Written exercise:
Could you output each line of the data that follows exactly?
Begin Extracted material
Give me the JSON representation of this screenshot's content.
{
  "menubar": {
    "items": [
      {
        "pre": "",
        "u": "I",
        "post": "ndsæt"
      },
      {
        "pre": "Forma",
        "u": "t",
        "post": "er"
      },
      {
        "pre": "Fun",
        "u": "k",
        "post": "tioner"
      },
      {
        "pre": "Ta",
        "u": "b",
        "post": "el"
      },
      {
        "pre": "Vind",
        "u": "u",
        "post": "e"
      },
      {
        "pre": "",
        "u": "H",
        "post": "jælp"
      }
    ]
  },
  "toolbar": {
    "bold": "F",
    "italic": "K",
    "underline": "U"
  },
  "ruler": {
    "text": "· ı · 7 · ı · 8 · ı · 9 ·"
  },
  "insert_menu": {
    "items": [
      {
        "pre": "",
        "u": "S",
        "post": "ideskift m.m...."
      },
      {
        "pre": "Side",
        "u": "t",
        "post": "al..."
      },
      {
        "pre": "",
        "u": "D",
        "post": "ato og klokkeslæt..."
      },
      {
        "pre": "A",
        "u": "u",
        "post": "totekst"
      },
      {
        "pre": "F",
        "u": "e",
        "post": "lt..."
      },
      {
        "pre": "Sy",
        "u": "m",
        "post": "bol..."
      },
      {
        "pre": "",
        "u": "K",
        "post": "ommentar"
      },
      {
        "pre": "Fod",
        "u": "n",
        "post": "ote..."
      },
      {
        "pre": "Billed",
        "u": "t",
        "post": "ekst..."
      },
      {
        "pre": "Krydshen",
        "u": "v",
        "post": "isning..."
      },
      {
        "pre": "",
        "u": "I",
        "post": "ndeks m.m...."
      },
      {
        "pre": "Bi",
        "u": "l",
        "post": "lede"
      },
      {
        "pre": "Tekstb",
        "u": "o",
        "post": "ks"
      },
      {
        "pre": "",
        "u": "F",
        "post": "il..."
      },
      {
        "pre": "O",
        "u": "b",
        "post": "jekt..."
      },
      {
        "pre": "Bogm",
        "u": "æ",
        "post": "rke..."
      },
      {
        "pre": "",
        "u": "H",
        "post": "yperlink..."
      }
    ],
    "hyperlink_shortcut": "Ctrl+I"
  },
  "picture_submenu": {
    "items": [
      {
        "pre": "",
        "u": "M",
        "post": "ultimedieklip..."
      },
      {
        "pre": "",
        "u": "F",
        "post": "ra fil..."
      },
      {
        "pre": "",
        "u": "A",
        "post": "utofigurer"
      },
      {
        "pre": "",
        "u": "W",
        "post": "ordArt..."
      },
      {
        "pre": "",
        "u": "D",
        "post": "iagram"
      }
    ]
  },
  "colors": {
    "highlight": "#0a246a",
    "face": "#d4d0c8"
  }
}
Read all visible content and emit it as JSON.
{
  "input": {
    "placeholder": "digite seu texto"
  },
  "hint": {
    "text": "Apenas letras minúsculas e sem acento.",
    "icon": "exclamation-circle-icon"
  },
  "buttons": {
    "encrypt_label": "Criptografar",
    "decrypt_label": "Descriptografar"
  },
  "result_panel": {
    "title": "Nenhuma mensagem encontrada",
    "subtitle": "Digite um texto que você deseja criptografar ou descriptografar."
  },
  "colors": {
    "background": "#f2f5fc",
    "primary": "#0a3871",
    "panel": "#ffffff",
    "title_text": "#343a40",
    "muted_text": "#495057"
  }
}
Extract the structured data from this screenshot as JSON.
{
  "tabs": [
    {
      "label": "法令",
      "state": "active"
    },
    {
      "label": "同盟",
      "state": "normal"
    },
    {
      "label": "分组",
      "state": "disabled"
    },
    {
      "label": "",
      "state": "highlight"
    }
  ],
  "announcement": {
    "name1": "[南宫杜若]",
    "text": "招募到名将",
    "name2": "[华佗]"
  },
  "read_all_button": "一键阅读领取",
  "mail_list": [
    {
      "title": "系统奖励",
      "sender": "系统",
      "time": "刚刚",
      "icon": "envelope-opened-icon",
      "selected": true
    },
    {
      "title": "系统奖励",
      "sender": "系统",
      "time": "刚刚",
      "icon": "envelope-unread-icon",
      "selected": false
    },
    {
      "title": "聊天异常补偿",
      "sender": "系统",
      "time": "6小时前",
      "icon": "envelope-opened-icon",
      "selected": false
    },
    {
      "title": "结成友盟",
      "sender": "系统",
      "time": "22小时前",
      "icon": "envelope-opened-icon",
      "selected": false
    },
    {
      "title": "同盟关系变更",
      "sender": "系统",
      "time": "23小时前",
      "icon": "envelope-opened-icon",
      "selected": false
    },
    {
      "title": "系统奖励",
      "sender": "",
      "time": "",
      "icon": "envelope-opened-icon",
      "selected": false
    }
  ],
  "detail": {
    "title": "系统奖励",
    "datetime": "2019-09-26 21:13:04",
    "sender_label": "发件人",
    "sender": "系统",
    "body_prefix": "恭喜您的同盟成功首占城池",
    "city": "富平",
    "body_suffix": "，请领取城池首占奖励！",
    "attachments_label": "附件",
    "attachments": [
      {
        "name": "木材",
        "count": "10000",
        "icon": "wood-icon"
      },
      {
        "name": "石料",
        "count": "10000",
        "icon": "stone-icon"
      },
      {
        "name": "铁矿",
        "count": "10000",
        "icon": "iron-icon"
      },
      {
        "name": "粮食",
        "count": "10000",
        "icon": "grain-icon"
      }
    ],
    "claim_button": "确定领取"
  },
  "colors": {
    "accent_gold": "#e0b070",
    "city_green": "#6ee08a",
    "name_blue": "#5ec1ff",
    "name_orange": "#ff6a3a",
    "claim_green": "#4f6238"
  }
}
End Extracted material
Task solution:
Give me the JSON representation of this screenshot's content.
{
  "menubar": {
    "items": [
      {
        "pre": "",
        "u": "I",
        "post": "ndsæt"
      },
      {
        "pre": "Forma",
        "u": "t",
        "post": "er"
      },
      {
        "pre": "Fun",
        "u": "k",
        "post": "tioner"
      },
      {
        "pre": "Ta",
        "u": "b",
        "post": "el"
      },
      {
        "pre": "Vind",
        "u": "u",
        "post": "e"
      },
      {
        "pre": "",
        "u": "H",
        "post": "jælp"
      }
    ]
  },
  "toolbar": {
    "bold": "F",
    "italic": "K",
    "underline": "U"
  },
  "ruler": {
    "text": "· ı · 7 · ı · 8 · ı · 9 ·"
  },
  "insert_menu": {
    "items": [
      {
        "pre": "",
        "u": "S",
        "post": "ideskift m.m...."
      },
      {
        "pre": "Side",
        "u": "t",
        "post": "al..."
      },
      {
        "pre": "",
        "u": "D",
        "post": "ato og klokkeslæt..."
      },
      {
        "pre": "A",
        "u": "u",
        "post": "totekst"
      },
      {
        "pre": "F",
        "u": "e",
        "post": "lt..."
      },
      {
        "pre": "Sy",
        "u": "m",
        "post": "bol..."
      },
      {
        "pre": "",
        "u": "K",
        "post": "ommentar"
      },
      {
        "pre": "Fod",
        "u": "n",
        "post": "ote..."
      },
      {
        "pre": "Billed",
        "u": "t",
        "post": "ekst..."
      },
      {
        "pre": "Krydshen",
        "u": "v",
        "post": "isning..."
      },
      {
        "pre": "",
        "u": "I",
        "post": "ndeks m.m...."
      },
      {
        "pre": "Bi",
        "u": "l",
        "post": "lede"
      },
      {
        "pre": "Tekstb",
        "u": "o",
        "post": "ks"
      },
      {
        "pre": "",
        "u": "F",
        "post": "il..."
      },
      {
        "pre": "O",
        "u": "b",
        "post": "jekt..."
      },
      {
        "pre": "Bogm",
        "u": "æ",
        "post": "rke..."
      },
      {
        "pre": "",
        "u": "H",
        "post": "yperlink..."
      }
    ],
    "hyperlink_shortcut": "Ctrl+I"
  },
  "picture_submenu": {
    "items": [
      {
        "pre": "",
        "u": "M",
        "post": "ultimedieklip..."
      },
      {
        "pre": "",
        "u": "F",
        "post": "ra fil..."
      },
      {
        "pre": "",
        "u": "A",
        "post": "utofigurer"
      },
      {
        "pre": "",
        "u": "W",
        "post": "ordArt..."
      },
      {
        "pre": "",
        "u": "D",
        "post": "iagram"
      }
    ]
  },
  "colors": {
    "highlight": "#0a246a",
    "face": "#d4d0c8"
  }
}
Read all visible content and emit it as JSON.
{
  "input": {
    "placeholder": "digite seu texto"
  },
  "hint": {
    "text": "Apenas letras minúsculas e sem acento.",
    "icon": "exclamation-circle-icon"
  },
  "buttons": {
    "encrypt_label": "Criptografar",
    "decrypt_label": "Descriptografar"
  },
  "result_panel": {
    "title": "Nenhuma mensagem encontrada",
    "subtitle": "Digite um texto que você deseja criptografar ou descriptografar."
  },
  "colors": {
    "background": "#f2f5fc",
    "primary": "#0a3871",
    "panel": "#ffffff",
    "title_text": "#343a40",
    "muted_text": "#495057"
  }
}
Extract the structured data from this screenshot as JSON.
{
  "tabs": [
    {
      "label": "法令",
      "state": "active"
    },
    {
      "label": "同盟",
      "state": "normal"
    },
    {
      "label": "分组",
      "state": "disabled"
    },
    {
      "label": "",
      "state": "highlight"
    }
  ],
  "announcement": {
    "name1": "[南宫杜若]",
    "text": "招募到名将",
    "name2": "[华佗]"
  },
  "read_all_button": "一键阅读领取",
  "mail_list": [
    {
      "title": "系统奖励",
      "sender": "系统",
      "time": "刚刚",
      "icon": "envelope-opened-icon",
      "selected": true
    },
    {
      "title": "系统奖励",
      "sender": "系统",
      "time": "刚刚",
      "icon": "envelope-unread-icon",
      "selected": false
    },
    {
      "title": "聊天异常补偿",
      "sender": "系统",
      "time": "6小时前",
      "icon": "envelope-opened-icon",
      "selected": false
    },
    {
      "title": "结成友盟",
      "sender": "系统",
      "time": "22小时前",
      "icon": "envelope-opened-icon",
      "selected": false
    },
    {
      "title": "同盟关系变更",
      "sender": "系统",
      "time": "23小时前",
      "icon": "envelope-opened-icon",
      "selected": false
    },
    {
      "title": "系统奖励",
      "sender": "",
      "time": "",
      "icon": "envelope-opened-icon",
      "selected": false
    }
  ],
  "detail": {
    "title": "系统奖励",
    "datetime": "2019-09-26 21:13:04",
    "sender_label": "发件人",
    "sender": "系统",
    "body_prefix": "恭喜您的同盟成功首占城池",
    "city": "富平",
    "body_suffix": "，请领取城池首占奖励！",
    "attachments_label": "附件",
    "attachments": [
      {
        "name": "木材",
        "count": "10000",
        "icon": "wood-icon"
      },
      {
        "name": "石料",
        "count": "10000",
        "icon": "stone-icon"
      },
      {
        "name": "铁矿",
        "count": "10000",
        "icon": "iron-icon"
      },
      {
        "name": "粮食",
        "count": "10000",
        "icon": "grain-icon"
      }
    ],
    "claim_button": "确定领取"
  },
  "colors": {
    "accent_gold": "#e0b070",
    "city_green": "#6ee08a",
    "name_blue": "#5ec1ff",
    "name_orange": "#ff6a3a",
    "claim_green": "#4f6238"
  }
}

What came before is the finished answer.